Raw records:
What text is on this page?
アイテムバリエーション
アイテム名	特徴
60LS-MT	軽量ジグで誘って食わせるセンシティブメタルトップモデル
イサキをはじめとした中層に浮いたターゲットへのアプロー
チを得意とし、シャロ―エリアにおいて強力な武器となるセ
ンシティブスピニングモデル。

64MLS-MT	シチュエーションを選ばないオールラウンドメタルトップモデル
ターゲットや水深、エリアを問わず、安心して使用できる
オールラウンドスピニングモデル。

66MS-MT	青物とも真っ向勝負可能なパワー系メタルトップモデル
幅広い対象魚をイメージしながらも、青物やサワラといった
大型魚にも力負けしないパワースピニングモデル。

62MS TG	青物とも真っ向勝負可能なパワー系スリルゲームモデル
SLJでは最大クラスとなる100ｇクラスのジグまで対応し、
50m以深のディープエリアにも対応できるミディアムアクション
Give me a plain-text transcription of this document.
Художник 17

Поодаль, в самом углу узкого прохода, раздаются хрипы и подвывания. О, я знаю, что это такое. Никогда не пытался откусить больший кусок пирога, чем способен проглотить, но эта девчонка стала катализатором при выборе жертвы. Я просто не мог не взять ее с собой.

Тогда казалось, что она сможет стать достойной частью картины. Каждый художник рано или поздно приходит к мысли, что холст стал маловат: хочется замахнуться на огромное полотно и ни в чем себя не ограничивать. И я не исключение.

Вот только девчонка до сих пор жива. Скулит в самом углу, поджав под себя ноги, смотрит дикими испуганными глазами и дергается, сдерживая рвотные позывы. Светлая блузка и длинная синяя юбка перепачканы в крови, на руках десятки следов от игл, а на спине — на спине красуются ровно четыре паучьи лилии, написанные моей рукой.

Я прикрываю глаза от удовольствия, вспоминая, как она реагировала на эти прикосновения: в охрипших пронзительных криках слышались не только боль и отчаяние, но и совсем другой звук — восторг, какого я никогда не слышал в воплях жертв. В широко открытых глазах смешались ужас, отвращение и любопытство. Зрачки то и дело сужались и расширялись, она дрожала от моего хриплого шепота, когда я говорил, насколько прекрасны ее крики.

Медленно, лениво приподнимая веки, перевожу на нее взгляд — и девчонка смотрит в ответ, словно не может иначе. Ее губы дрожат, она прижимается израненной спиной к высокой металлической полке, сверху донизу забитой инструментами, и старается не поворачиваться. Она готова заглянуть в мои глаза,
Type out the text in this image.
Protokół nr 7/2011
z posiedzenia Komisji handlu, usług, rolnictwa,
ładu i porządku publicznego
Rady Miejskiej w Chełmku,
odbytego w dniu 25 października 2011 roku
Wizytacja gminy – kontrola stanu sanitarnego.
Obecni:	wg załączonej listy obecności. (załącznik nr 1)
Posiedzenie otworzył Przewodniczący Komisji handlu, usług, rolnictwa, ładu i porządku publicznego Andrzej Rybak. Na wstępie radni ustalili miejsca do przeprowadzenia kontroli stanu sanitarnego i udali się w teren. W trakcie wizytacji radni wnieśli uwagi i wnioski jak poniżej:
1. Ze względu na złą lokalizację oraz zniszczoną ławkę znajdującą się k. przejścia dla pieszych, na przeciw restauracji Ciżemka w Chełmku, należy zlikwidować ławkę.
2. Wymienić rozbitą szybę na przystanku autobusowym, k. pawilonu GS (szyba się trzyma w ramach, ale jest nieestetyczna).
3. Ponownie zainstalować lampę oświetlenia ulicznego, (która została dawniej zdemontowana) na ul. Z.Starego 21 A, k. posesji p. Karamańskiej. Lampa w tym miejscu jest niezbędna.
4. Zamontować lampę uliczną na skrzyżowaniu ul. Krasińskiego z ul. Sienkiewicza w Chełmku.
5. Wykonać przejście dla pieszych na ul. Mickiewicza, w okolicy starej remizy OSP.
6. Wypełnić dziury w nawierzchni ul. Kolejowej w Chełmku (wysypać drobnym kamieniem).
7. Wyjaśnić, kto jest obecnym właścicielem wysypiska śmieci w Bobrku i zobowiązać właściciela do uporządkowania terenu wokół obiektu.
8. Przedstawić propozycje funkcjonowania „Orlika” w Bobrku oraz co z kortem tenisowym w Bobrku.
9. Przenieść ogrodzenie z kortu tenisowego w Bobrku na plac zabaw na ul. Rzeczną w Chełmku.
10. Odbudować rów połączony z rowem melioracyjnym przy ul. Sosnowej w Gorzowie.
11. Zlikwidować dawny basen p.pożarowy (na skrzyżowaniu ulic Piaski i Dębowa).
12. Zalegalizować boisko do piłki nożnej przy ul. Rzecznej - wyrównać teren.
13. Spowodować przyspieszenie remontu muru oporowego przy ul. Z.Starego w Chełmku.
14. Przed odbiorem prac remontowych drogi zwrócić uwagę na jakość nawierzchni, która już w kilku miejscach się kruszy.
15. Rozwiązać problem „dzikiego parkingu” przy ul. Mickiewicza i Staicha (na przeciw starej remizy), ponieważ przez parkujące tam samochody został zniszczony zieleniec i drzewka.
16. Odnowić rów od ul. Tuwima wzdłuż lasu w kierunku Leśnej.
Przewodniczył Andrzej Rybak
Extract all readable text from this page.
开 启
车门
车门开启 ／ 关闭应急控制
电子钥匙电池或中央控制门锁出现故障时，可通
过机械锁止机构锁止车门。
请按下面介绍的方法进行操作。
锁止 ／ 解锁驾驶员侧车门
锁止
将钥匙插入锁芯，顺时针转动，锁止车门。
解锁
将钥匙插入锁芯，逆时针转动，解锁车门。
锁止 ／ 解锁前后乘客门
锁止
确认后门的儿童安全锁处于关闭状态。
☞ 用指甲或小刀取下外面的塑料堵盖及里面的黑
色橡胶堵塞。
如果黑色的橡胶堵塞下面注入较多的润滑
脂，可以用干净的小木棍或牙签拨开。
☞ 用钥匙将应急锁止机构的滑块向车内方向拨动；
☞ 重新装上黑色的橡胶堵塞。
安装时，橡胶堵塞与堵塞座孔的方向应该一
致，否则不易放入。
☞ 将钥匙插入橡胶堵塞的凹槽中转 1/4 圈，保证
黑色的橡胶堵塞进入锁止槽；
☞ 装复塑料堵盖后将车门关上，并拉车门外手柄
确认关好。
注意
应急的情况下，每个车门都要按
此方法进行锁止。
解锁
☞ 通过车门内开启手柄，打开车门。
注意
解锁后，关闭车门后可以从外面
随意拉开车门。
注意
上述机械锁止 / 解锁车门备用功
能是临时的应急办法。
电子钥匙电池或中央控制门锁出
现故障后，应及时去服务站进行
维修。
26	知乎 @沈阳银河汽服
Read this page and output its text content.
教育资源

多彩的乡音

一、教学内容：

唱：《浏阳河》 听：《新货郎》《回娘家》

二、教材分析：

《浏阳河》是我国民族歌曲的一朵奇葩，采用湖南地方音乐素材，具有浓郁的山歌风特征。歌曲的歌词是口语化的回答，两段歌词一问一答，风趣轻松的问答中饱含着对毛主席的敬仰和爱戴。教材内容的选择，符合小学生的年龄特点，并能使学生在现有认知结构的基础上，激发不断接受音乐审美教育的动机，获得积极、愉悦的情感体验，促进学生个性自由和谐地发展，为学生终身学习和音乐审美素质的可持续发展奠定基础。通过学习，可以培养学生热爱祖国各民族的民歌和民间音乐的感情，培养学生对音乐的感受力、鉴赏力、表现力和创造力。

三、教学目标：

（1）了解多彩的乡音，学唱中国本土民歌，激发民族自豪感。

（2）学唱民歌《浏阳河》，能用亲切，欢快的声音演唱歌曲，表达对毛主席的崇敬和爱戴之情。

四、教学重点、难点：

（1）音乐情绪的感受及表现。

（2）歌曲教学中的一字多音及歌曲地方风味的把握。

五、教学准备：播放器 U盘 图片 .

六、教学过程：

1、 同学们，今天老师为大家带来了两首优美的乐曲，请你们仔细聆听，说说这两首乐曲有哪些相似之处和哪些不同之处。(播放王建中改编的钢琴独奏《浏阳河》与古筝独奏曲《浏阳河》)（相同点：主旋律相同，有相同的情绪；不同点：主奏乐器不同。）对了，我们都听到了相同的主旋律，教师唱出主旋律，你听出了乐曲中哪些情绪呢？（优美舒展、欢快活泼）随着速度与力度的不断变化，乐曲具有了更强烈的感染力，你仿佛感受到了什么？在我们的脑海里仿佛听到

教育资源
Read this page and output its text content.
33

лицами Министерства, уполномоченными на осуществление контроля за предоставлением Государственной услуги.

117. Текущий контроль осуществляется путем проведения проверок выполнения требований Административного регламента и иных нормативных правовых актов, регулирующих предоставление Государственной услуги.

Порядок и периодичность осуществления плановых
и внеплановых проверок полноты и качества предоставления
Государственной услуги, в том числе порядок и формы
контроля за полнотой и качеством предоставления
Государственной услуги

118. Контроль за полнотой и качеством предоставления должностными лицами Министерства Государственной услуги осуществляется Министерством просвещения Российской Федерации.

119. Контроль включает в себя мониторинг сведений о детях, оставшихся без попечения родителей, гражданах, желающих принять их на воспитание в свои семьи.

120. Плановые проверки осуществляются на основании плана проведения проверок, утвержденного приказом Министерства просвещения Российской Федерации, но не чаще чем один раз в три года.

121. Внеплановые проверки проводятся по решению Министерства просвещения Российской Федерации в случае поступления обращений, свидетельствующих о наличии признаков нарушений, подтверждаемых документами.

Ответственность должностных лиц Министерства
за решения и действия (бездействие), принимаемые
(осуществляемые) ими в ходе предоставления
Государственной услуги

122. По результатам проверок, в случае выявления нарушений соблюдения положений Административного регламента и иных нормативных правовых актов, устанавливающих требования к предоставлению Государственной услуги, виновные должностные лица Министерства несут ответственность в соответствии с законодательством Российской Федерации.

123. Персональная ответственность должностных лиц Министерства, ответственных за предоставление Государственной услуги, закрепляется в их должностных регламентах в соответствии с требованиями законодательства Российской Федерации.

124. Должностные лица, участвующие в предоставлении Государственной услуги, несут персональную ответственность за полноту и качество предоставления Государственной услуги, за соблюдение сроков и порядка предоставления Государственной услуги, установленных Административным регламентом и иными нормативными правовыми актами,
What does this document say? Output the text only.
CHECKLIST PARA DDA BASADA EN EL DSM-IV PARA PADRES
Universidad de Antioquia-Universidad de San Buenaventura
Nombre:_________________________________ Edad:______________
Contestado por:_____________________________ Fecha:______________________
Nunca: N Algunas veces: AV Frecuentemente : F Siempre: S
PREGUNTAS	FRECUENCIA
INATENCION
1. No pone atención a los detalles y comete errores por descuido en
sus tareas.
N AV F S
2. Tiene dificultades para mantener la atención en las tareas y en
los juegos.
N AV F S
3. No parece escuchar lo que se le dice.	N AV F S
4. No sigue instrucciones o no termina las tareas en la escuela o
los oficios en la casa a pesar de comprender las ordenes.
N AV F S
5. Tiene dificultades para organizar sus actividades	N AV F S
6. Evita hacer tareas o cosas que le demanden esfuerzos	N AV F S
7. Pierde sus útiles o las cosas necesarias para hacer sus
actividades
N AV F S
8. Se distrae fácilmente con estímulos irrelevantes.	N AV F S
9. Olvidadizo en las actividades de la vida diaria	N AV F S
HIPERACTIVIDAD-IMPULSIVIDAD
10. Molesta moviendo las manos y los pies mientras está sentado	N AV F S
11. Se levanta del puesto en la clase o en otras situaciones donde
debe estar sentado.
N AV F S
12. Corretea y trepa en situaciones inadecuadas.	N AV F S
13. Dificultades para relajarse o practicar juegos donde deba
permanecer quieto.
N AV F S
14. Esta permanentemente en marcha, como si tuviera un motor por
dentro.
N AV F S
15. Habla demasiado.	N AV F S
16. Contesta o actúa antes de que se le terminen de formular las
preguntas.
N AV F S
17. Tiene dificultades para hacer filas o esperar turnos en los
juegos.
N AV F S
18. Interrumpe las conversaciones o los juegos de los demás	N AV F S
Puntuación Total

■ **What you need to do**:
Look through the lines above and collect those with the word "actividades".

■ **Output of the exercise**:
5. Tiene dificultades para organizar sus actividades	N AV F S
actividades
9. Olvidadizo en las actividades de la vida diaria	N AV F S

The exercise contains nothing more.